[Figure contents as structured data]

_ _ _ _ _

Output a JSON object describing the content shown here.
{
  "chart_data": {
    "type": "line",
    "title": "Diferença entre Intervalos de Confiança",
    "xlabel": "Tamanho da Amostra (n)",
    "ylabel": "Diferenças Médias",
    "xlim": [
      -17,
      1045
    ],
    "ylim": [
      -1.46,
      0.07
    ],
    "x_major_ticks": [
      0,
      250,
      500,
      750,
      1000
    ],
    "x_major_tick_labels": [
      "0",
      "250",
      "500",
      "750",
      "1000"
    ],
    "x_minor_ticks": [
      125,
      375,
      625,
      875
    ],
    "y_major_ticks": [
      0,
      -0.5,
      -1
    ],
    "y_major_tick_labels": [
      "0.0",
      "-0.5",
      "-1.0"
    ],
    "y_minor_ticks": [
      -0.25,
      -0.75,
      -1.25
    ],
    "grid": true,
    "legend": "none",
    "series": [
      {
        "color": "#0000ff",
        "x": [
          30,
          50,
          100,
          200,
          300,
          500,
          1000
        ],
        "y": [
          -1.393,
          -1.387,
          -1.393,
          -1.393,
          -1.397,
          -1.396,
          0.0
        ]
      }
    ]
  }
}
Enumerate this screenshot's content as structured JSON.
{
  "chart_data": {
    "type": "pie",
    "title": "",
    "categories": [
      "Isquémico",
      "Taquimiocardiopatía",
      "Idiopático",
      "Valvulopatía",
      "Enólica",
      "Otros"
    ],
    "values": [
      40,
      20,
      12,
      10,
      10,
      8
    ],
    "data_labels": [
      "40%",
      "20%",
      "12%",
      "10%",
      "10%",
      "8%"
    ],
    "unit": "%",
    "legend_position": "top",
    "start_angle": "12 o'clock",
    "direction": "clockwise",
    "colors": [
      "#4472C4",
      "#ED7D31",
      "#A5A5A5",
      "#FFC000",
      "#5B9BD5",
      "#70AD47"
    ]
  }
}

_ _ _ _ _

Work to complete
Each line of the material above needs to be quoted exactly, please.

Result for this exercise
Output a JSON object describing the content shown here.
{
  "chart_data": {
    "type": "line",
    "title": "Diferença entre Intervalos de Confiança",
    "xlabel": "Tamanho da Amostra (n)",
    "ylabel": "Diferenças Médias",
    "xlim": [
      -17,
      1045
    ],
    "ylim": [
      -1.46,
      0.07
    ],
    "x_major_ticks": [
      0,
      250,
      500,
      750,
      1000
    ],
    "x_major_tick_labels": [
      "0",
      "250",
      "500",
      "750",
      "1000"
    ],
    "x_minor_ticks": [
      125,
      375,
      625,
      875
    ],
    "y_major_ticks": [
      0,
      -0.5,
      -1
    ],
    "y_major_tick_labels": [
      "0.0",
      "-0.5",
      "-1.0"
    ],
    "y_minor_ticks": [
      -0.25,
      -0.75,
      -1.25
    ],
    "grid": true,
    "legend": "none",
    "series": [
      {
        "color": "#0000ff",
        "x": [
          30,
          50,
          100,
          200,
          300,
          500,
          1000
        ],
        "y": [
          -1.393,
          -1.387,
          -1.393,
          -1.393,
          -1.397,
          -1.396,
          0.0
        ]
      }
    ]
  }
}
Enumerate this screenshot's content as structured JSON.
{
  "chart_data": {
    "type": "pie",
    "title": "",
    "categories": [
      "Isquémico",
      "Taquimiocardiopatía",
      "Idiopático",
      "Valvulopatía",
      "Enólica",
      "Otros"
    ],
    "values": [
      40,
      20,
      12,
      10,
      10,
      8
    ],
    "data_labels": [
      "40%",
      "20%",
      "12%",
      "10%",
      "10%",
      "8%"
    ],
    "unit": "%",
    "legend_position": "top",
    "start_angle": "12 o'clock",
    "direction": "clockwise",
    "colors": [
      "#4472C4",
      "#ED7D31",
      "#A5A5A5",
      "#FFC000",
      "#5B9BD5",
      "#70AD47"
    ]
  }
}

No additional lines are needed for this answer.